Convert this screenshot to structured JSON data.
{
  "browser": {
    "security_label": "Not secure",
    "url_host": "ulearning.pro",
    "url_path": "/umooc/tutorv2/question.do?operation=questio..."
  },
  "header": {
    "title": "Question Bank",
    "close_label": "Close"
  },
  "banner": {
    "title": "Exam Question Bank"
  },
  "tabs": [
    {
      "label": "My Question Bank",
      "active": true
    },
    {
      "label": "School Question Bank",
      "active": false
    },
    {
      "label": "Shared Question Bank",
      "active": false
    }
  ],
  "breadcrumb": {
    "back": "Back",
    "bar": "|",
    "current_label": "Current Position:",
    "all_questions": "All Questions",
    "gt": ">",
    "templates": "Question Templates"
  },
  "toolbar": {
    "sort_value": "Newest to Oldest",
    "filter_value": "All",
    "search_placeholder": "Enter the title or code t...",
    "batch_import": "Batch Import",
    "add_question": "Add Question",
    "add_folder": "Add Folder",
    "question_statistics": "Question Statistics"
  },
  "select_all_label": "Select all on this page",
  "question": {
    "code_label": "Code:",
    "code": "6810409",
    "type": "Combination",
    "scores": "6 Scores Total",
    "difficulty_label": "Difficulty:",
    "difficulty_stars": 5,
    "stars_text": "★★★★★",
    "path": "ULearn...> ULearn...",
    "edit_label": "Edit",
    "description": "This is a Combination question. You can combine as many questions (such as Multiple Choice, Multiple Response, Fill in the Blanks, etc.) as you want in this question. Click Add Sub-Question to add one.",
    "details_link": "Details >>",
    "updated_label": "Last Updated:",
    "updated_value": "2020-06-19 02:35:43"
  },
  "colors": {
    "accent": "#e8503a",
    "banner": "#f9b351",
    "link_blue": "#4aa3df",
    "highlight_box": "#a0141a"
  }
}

^^^^^^^^^^^^^^^^

• **Exercise instructions**
Extract the full listing above without altering anything.

• **Answer for this exercise**
Convert this screenshot to structured JSON data.
{
  "browser": {
    "security_label": "Not secure",
    "url_host": "ulearning.pro",
    "url_path": "/umooc/tutorv2/question.do?operation=questio..."
  },
  "header": {
    "title": "Question Bank",
    "close_label": "Close"
  },
  "banner": {
    "title": "Exam Question Bank"
  },
  "tabs": [
    {
      "label": "My Question Bank",
      "active": true
    },
    {
      "label": "School Question Bank",
      "active": false
    },
    {
      "label": "Shared Question Bank",
      "active": false
    }
  ],
  "breadcrumb": {
    "back": "Back",
    "bar": "|",
    "current_label": "Current Position:",
    "all_questions": "All Questions",
    "gt": ">",
    "templates": "Question Templates"
  },
  "toolbar": {
    "sort_value": "Newest to Oldest",
    "filter_value": "All",
    "search_placeholder": "Enter the title or code t...",
    "batch_import": "Batch Import",
    "add_question": "Add Question",
    "add_folder": "Add Folder",
    "question_statistics": "Question Statistics"
  },
  "select_all_label": "Select all on this page",
  "question": {
    "code_label": "Code:",
    "code": "6810409",
    "type": "Combination",
    "scores": "6 Scores Total",
    "difficulty_label": "Difficulty:",
    "difficulty_stars": 5,
    "stars_text": "★★★★★",
    "path": "ULearn...> ULearn...",
    "edit_label": "Edit",
    "description": "This is a Combination question. You can combine as many questions (such as Multiple Choice, Multiple Response, Fill in the Blanks, etc.) as you want in this question. Click Add Sub-Question to add one.",
    "details_link": "Details >>",
    "updated_label": "Last Updated:",
    "updated_value": "2020-06-19 02:35:43"
  },
  "colors": {
    "accent": "#e8503a",
    "banner": "#f9b351",
    "link_blue": "#4aa3df",
    "highlight_box": "#a0141a"
  }
}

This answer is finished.